Goal =>
Give every line of the material again, exactly as written.

Material for this task =>

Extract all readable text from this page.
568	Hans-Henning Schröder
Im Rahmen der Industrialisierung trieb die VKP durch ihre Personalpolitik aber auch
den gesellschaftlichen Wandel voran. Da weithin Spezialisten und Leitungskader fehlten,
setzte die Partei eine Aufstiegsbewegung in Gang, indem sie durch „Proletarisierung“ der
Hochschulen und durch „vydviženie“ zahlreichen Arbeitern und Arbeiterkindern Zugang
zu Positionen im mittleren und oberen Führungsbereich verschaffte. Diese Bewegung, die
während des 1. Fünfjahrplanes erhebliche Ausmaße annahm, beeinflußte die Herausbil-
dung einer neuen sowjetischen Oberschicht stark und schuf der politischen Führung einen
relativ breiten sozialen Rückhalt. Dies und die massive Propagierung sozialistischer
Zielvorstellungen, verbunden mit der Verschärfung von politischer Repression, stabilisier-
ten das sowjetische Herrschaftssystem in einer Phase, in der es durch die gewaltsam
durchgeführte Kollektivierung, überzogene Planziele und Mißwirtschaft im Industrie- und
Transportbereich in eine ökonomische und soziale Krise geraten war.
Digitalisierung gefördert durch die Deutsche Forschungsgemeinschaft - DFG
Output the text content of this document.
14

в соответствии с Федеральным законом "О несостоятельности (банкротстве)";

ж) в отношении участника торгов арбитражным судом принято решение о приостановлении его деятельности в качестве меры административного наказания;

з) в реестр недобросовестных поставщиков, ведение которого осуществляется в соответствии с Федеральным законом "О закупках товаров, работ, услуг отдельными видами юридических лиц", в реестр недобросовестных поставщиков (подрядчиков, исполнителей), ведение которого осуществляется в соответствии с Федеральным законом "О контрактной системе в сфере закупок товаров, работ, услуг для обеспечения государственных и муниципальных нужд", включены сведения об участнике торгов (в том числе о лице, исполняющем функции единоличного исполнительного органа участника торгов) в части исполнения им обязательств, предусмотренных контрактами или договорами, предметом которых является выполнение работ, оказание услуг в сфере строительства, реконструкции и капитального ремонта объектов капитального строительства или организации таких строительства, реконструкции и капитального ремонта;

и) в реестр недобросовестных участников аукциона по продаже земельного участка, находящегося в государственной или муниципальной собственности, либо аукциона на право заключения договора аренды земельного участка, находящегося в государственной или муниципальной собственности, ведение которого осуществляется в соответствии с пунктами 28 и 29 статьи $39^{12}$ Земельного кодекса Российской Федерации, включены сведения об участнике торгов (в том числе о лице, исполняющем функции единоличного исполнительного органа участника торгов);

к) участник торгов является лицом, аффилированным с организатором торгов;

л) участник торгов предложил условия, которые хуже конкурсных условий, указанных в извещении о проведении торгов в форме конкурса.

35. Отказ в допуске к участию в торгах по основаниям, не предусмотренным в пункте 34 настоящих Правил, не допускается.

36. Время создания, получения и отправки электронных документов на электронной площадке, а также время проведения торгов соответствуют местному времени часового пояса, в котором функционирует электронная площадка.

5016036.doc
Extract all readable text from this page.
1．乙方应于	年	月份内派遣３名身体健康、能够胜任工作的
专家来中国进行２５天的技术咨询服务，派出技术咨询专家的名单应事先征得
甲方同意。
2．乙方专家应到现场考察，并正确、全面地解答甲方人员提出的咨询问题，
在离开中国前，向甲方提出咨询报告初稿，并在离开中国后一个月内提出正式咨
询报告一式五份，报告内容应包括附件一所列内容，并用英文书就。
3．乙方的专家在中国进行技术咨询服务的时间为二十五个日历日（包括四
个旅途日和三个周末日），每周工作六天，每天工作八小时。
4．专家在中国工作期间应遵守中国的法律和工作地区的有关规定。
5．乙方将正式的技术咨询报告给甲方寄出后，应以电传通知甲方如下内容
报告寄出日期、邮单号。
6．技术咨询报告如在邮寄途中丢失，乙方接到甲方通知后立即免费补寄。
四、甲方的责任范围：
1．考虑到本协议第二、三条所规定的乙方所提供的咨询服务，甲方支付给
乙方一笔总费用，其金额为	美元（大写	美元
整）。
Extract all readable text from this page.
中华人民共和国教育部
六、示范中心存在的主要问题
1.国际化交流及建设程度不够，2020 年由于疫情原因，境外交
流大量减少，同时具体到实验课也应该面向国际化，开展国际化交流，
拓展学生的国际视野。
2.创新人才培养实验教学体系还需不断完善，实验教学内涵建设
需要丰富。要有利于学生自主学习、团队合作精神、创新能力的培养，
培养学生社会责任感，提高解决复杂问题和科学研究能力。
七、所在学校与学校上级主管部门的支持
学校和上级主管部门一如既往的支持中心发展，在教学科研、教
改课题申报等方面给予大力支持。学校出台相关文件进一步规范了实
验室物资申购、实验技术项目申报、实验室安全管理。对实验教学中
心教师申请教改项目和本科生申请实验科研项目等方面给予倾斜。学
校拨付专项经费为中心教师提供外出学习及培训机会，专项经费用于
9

Full response =>
Extract all readable text from this page.
568	Hans-Henning Schröder
Im Rahmen der Industrialisierung trieb die VKP durch ihre Personalpolitik aber auch
den gesellschaftlichen Wandel voran. Da weithin Spezialisten und Leitungskader fehlten,
setzte die Partei eine Aufstiegsbewegung in Gang, indem sie durch „Proletarisierung“ der
Hochschulen und durch „vydviženie“ zahlreichen Arbeitern und Arbeiterkindern Zugang
zu Positionen im mittleren und oberen Führungsbereich verschaffte. Diese Bewegung, die
während des 1. Fünfjahrplanes erhebliche Ausmaße annahm, beeinflußte die Herausbil-
dung einer neuen sowjetischen Oberschicht stark und schuf der politischen Führung einen
relativ breiten sozialen Rückhalt. Dies und die massive Propagierung sozialistischer
Zielvorstellungen, verbunden mit der Verschärfung von politischer Repression, stabilisier-
ten das sowjetische Herrschaftssystem in einer Phase, in der es durch die gewaltsam
durchgeführte Kollektivierung, überzogene Planziele und Mißwirtschaft im Industrie- und
Transportbereich in eine ökonomische und soziale Krise geraten war.
Digitalisierung gefördert durch die Deutsche Forschungsgemeinschaft - DFG
Output the text content of this document.
14

в соответствии с Федеральным законом "О несостоятельности (банкротстве)";

ж) в отношении участника торгов арбитражным судом принято решение о приостановлении его деятельности в качестве меры административного наказания;

з) в реестр недобросовестных поставщиков, ведение которого осуществляется в соответствии с Федеральным законом "О закупках товаров, работ, услуг отдельными видами юридических лиц", в реестр недобросовестных поставщиков (подрядчиков, исполнителей), ведение которого осуществляется в соответствии с Федеральным законом "О контрактной системе в сфере закупок товаров, работ, услуг для обеспечения государственных и муниципальных нужд", включены сведения об участнике торгов (в том числе о лице, исполняющем функции единоличного исполнительного органа участника торгов) в части исполнения им обязательств, предусмотренных контрактами или договорами, предметом которых является выполнение работ, оказание услуг в сфере строительства, реконструкции и капитального ремонта объектов капитального строительства или организации таких строительства, реконструкции и капитального ремонта;

и) в реестр недобросовестных участников аукциона по продаже земельного участка, находящегося в государственной или муниципальной собственности, либо аукциона на право заключения договора аренды земельного участка, находящегося в государственной или муниципальной собственности, ведение которого осуществляется в соответствии с пунктами 28 и 29 статьи $39^{12}$ Земельного кодекса Российской Федерации, включены сведения об участнике торгов (в том числе о лице, исполняющем функции единоличного исполнительного органа участника торгов);

к) участник торгов является лицом, аффилированным с организатором торгов;

л) участник торгов предложил условия, которые хуже конкурсных условий, указанных в извещении о проведении торгов в форме конкурса.

35. Отказ в допуске к участию в торгах по основаниям, не предусмотренным в пункте 34 настоящих Правил, не допускается.

36. Время создания, получения и отправки электронных документов на электронной площадке, а также время проведения торгов соответствуют местному времени часового пояса, в котором функционирует электронная площадка.

5016036.doc
Extract all readable text from this page.
1．乙方应于	年	月份内派遣３名身体健康、能够胜任工作的
专家来中国进行２５天的技术咨询服务，派出技术咨询专家的名单应事先征得
甲方同意。
2．乙方专家应到现场考察，并正确、全面地解答甲方人员提出的咨询问题，
在离开中国前，向甲方提出咨询报告初稿，并在离开中国后一个月内提出正式咨
询报告一式五份，报告内容应包括附件一所列内容，并用英文书就。
3．乙方的专家在中国进行技术咨询服务的时间为二十五个日历日（包括四
个旅途日和三个周末日），每周工作六天，每天工作八小时。
4．专家在中国工作期间应遵守中国的法律和工作地区的有关规定。
5．乙方将正式的技术咨询报告给甲方寄出后，应以电传通知甲方如下内容
报告寄出日期、邮单号。
6．技术咨询报告如在邮寄途中丢失，乙方接到甲方通知后立即免费补寄。
四、甲方的责任范围：
1．考虑到本协议第二、三条所规定的乙方所提供的咨询服务，甲方支付给
乙方一笔总费用，其金额为	美元（大写	美元
整）。
Extract all readable text from this page.
中华人民共和国教育部
六、示范中心存在的主要问题
1.国际化交流及建设程度不够，2020 年由于疫情原因，境外交
流大量减少，同时具体到实验课也应该面向国际化，开展国际化交流，
拓展学生的国际视野。
2.创新人才培养实验教学体系还需不断完善，实验教学内涵建设
需要丰富。要有利于学生自主学习、团队合作精神、创新能力的培养，
培养学生社会责任感，提高解决复杂问题和科学研究能力。
七、所在学校与学校上级主管部门的支持
学校和上级主管部门一如既往的支持中心发展，在教学科研、教
改课题申报等方面给予大力支持。学校出台相关文件进一步规范了实
验室物资申购、实验技术项目申报、实验室安全管理。对实验教学中
心教师申请教改项目和本科生申请实验科研项目等方面给予倾斜。学
校拨付专项经费为中心教师提供外出学习及培训机会，专项经费用于
9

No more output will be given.